• Work to complete: Copy out each line below that has the word "muted" in it.

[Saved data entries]
— Begin —
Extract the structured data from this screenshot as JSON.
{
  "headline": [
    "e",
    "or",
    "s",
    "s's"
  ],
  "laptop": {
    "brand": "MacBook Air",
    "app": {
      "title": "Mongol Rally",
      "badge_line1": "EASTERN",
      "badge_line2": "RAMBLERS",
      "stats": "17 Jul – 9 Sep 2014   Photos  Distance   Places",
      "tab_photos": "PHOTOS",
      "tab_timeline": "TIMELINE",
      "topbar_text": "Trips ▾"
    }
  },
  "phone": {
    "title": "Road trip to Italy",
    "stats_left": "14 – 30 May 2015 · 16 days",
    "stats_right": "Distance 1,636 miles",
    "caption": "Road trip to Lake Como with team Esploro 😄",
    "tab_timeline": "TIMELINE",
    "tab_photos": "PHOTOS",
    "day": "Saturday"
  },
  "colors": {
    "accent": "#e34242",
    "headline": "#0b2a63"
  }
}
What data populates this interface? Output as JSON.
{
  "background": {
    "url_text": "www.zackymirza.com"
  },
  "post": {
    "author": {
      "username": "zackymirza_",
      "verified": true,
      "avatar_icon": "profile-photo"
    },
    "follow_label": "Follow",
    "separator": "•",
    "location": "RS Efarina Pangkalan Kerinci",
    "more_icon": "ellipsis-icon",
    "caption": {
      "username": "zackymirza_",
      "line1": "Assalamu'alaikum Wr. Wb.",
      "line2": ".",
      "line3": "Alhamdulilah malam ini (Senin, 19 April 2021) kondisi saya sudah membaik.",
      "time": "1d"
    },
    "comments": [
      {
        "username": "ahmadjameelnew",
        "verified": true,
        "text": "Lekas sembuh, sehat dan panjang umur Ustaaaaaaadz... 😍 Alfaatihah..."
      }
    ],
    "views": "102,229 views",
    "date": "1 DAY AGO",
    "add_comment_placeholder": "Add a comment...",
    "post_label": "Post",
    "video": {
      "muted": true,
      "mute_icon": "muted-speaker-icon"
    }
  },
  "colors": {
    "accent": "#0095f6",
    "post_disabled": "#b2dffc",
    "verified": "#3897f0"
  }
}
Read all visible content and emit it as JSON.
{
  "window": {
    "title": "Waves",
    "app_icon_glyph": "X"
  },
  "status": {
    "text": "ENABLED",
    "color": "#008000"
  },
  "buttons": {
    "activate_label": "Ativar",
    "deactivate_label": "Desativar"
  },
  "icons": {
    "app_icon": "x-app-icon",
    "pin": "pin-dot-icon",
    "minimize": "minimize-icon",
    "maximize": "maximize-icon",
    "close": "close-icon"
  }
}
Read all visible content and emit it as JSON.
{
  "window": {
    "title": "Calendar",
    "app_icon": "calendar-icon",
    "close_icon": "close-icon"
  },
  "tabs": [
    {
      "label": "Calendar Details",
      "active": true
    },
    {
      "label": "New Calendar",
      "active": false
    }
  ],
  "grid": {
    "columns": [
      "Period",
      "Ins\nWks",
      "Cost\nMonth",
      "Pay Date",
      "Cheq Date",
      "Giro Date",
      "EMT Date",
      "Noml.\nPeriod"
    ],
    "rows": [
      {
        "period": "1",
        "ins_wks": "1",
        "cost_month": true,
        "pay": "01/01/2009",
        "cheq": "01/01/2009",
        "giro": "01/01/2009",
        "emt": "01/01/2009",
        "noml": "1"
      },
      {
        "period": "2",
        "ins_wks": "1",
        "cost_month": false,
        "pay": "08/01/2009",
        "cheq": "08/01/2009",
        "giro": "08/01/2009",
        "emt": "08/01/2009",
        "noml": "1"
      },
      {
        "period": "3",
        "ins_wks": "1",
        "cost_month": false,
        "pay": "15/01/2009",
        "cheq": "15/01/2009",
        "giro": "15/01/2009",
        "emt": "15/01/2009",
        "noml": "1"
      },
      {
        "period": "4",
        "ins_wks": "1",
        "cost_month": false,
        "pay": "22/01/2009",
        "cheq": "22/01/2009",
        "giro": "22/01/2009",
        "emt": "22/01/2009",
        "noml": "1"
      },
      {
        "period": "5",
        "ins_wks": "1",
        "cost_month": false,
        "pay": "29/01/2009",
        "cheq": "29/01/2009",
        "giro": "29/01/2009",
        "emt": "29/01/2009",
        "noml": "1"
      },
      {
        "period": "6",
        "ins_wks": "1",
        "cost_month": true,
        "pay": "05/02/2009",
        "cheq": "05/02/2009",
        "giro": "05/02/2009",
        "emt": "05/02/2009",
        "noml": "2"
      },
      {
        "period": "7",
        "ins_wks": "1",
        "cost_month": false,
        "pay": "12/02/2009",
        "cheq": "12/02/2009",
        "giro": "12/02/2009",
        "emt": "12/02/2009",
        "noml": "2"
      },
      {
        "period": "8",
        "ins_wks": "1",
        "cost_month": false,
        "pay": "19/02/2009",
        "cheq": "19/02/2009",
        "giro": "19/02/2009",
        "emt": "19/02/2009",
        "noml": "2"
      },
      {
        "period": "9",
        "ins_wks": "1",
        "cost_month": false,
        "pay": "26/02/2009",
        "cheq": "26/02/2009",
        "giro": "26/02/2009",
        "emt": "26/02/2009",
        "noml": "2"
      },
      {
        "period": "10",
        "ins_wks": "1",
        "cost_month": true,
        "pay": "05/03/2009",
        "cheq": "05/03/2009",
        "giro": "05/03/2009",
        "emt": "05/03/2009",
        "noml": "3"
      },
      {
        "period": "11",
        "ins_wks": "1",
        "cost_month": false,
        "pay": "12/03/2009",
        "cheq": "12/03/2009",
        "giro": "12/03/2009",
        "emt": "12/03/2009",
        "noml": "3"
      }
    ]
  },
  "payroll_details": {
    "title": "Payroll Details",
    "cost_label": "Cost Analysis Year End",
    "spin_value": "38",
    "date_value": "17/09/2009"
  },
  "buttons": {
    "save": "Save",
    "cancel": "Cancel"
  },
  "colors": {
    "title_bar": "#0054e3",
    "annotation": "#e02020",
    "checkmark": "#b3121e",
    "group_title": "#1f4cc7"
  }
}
— End —
• Exercise answer:
      "muted": true,
      "mute_icon": "muted-speaker-icon"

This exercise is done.